**Actions to take:**
1. Reproduce everything from "By mid-October 2007" down to "Respect’s annual conference." in the passage on the 2007 Respect dispute.
2. Summarize the passage on the 2007 Respect dispute in two sentences.

**Text excerpt:**
Start

By mid-October 2007 Galloway was denouncing the SWP as “Leninists”, who were trying to control Respect “by Russian doll methods”. Paul McGarr and Aysha Ali, two east London activists, were “Russian dolls”, “members of a group that meets in secret, deciding on a democratic centralist line”. Galloway’s supporters unilaterally declared that John Rees was no longer national secretary of Respect and that Lindsey German, convenor of the Stop the War Coalition, was no longer Respect’s candidate for mayor of London—despite the fact that a 300-strong members’ meeting had selected her. They went on to announce they would not recognise Respect’s annual conference.

They threw all sorts of groundless allegations against the SWP: it was trying to fix the outcome of the Respect conference; it was “blocking delegates” in Birmingham; it was voting for delegates “at completely unrepresentative meetings” in Tower Hamlets; it was dragging out meetings in the hope that others would leave; it was urging its members to stand for election as delegates in local branches; it had made four Tower Hamlets councillors “turn their backs on Respect”.

The allegations were all false, and remarkably similar in tone to those used by the media during the Cold War in the 1950s, and by the right in the Labour Party against supposed “Trotskyist infiltrators” in the 1960s and 1980s. The aim was to destroy opposition to a particular direction in which Galloway wanted to pull Respect—one markedly to the right of that of Respect when it was launched four years ago. Galloway told one activist from a Communist Party background that his was a “fight against Trotskyism”. No doubt he did not say this when recruiting some other people to his side, like Ken Loach and Alan Thornett.

Serious activists know that our members do not behave at all as he purports. The SWP has a long record of joint activity with people and organisations with different views to our own. Even Peter Hain, now a senior government minister, recalled in a radio programme in October 2007 being able to work with us inside the Anti Nazi League in the late 1970s. He described our party as the dynamic driving force, but said we were able to work with people who were committed to the Labour Party. Today members of the SWP central committee play a leading role in the Stop the War Coalition alongside Labour Party members such as Tony Benn and Jeremy Corbyn, as well as Andrew Murray, a member of the Communist Party of Britain

Unity and honest argument

We have a good reputation with the rest of the left because we follow the method of the united front as developed by Lenin and Leon Trotsky in the early 1920s. This method stands in direct opposition to manipulating votes or rigging meetings. It starts with the understanding that exploitation, war and racism hurt working people, whether they believe in the efficacy of reform to change the system or believe, like us, in revolution. This has two important consequences:

(1) Fighting back against particular attacks and horrors depends on the widest possible unity. The revolutionary minority cannot by its own efforts build a big enough movement. Revolutionaries must reach out to political forces that agree with them on particular immediate issues, even if they disagree over the long term solution.

End

(Layout annotation records)
Start

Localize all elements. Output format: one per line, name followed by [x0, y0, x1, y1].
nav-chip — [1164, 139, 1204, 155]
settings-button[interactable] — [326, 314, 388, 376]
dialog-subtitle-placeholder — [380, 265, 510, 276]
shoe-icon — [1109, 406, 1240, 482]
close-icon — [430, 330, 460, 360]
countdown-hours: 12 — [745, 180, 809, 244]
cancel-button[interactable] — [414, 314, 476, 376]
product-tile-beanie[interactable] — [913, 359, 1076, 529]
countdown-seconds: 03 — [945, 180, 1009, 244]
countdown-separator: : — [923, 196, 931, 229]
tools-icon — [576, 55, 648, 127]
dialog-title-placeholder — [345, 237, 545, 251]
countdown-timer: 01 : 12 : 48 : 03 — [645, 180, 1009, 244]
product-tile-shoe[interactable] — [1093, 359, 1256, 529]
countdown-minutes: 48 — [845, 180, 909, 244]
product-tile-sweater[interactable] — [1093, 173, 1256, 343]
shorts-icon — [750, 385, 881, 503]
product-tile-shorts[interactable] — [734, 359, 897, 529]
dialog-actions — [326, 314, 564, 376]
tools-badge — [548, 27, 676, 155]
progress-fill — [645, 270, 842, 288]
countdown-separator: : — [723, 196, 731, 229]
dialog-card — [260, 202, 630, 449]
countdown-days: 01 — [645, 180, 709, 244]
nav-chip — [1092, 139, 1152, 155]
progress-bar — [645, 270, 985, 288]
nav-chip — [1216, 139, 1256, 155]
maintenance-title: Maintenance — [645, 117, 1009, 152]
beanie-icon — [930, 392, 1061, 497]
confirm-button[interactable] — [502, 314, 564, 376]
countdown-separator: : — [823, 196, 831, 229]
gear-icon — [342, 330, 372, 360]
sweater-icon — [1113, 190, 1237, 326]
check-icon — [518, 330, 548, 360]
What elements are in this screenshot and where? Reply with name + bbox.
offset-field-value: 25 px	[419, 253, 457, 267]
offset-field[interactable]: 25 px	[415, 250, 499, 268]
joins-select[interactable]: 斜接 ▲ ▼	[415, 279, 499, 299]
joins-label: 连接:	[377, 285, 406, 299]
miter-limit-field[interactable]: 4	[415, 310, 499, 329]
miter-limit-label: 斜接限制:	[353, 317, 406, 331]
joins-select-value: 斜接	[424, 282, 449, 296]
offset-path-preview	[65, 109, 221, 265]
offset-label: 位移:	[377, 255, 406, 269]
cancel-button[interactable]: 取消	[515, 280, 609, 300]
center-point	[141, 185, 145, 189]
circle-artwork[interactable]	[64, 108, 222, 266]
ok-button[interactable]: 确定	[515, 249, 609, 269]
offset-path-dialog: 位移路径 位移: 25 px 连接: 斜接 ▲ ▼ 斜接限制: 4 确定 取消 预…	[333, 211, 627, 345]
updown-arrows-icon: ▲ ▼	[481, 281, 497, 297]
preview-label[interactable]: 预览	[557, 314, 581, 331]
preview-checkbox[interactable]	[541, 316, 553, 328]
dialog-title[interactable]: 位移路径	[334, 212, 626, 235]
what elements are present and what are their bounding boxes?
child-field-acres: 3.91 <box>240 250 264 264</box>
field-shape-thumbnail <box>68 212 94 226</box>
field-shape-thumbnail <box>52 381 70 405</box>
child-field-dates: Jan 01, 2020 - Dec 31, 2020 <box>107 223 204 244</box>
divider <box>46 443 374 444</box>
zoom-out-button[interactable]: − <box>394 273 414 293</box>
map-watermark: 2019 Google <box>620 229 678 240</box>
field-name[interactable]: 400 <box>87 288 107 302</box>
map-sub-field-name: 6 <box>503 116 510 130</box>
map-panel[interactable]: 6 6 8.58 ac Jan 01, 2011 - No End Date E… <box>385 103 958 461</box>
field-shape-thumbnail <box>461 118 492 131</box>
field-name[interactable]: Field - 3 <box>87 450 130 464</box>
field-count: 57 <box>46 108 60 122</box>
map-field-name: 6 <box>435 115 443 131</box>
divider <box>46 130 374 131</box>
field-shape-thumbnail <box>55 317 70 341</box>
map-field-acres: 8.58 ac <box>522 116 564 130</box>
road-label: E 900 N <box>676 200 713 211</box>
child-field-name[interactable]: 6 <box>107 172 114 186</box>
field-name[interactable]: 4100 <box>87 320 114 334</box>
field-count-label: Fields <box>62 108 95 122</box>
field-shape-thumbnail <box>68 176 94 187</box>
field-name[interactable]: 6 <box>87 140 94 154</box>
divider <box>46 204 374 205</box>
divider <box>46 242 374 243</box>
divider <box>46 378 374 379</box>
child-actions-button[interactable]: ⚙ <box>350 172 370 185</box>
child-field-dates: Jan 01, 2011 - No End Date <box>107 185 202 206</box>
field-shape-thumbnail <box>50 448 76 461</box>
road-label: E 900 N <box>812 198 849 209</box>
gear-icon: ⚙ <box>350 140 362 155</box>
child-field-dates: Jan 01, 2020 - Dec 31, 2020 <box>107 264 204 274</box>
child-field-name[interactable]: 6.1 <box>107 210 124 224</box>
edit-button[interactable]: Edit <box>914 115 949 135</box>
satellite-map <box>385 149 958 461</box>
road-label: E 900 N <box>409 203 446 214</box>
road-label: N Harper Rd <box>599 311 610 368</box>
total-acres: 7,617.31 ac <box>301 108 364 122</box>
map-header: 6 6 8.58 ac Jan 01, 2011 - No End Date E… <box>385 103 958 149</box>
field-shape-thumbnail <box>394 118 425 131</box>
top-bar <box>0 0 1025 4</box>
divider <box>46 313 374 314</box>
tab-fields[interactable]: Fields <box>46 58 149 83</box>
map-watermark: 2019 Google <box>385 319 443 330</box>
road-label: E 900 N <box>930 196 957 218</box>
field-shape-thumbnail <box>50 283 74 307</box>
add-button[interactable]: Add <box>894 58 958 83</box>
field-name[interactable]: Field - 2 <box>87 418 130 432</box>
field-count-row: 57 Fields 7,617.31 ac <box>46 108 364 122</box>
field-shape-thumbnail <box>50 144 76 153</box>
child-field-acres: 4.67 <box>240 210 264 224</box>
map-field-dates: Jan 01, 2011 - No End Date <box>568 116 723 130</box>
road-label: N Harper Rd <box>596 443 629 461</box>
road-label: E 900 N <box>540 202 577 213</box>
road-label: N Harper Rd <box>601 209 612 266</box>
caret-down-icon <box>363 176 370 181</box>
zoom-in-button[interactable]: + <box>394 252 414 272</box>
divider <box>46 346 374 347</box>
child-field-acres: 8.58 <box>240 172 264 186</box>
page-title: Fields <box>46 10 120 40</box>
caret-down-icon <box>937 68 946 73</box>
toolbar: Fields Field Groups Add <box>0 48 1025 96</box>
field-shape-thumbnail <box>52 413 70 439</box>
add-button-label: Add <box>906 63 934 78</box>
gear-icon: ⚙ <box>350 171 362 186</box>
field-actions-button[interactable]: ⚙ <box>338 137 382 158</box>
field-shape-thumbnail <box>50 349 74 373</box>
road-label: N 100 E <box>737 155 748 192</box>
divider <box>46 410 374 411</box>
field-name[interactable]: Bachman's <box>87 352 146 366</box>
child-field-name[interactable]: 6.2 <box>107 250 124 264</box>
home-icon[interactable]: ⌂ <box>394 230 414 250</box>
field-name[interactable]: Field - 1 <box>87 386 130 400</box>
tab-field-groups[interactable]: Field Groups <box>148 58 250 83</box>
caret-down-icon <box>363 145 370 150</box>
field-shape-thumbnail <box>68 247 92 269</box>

End

**Answer set:**
1.
By mid-October 2007 Galloway was denouncing the SWP as “Leninists”, who were trying to control Respect “by Russian doll methods”. Paul McGarr and Aysha Ali, two east London activists, were “Russian dolls”, “members of a group that meets in secret, deciding on a democratic centralist line”. Galloway’s supporters unilaterally declared that John Rees was no longer national secretary of Respect and that Lindsey German, convenor of the Stop the War Coalition, was no longer Respect’s candidate for mayor of London—despite the fact that a 300-strong members’ meeting had selected her. They went on to announce they would not recognise Respect’s annual conference.

2. By mid-October 2007 Galloway was denouncing the SWP as "Leninists" trying to control Respect, his supporters declared that John Rees and Lindsey German no longer held their Respect positions, and they made a series of allegations against the SWP that the text calls false. The text says the SWP has a long record of joint activity with people holding different views, following the united front method of Lenin and Trotsky, which depends on the widest possible unity.